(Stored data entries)
+ + +
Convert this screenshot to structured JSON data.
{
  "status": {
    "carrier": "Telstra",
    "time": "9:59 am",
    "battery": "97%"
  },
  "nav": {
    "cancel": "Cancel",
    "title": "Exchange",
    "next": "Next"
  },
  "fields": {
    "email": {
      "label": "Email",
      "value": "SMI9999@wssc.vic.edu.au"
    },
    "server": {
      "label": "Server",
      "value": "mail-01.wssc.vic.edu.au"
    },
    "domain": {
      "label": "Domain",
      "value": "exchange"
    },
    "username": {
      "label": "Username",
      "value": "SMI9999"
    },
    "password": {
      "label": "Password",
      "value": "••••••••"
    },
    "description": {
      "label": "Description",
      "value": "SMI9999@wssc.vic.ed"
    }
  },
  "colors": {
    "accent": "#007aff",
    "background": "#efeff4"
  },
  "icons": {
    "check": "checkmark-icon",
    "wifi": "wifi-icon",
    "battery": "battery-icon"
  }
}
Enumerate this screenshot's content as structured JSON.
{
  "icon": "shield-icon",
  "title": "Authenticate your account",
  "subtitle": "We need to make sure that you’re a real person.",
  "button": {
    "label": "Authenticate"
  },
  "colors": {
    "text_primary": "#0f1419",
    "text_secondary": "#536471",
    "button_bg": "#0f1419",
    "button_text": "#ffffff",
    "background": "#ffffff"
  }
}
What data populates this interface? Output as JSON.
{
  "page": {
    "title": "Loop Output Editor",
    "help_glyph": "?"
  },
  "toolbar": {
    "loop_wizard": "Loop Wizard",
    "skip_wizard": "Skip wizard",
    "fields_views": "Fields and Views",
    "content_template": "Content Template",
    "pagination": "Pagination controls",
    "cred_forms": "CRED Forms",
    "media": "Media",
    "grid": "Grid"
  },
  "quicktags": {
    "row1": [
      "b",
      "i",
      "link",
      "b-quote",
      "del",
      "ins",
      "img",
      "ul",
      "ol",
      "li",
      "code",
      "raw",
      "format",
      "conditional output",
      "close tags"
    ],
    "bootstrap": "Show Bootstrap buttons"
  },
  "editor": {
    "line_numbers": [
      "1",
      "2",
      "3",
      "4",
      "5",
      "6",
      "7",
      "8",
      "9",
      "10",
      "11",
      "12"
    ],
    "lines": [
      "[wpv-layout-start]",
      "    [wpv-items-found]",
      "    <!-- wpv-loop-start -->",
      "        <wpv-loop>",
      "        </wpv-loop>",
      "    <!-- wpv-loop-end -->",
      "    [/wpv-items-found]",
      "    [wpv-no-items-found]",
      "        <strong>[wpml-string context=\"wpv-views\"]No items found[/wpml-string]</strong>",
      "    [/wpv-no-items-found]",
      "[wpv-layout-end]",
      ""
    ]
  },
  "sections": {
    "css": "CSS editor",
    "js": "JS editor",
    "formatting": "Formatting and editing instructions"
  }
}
+ + +
■ **Problem**
Select every line where the word "background" occurs.

■ **Output for this task**
    "background": "#efeff4"
    "background": "#ffffff"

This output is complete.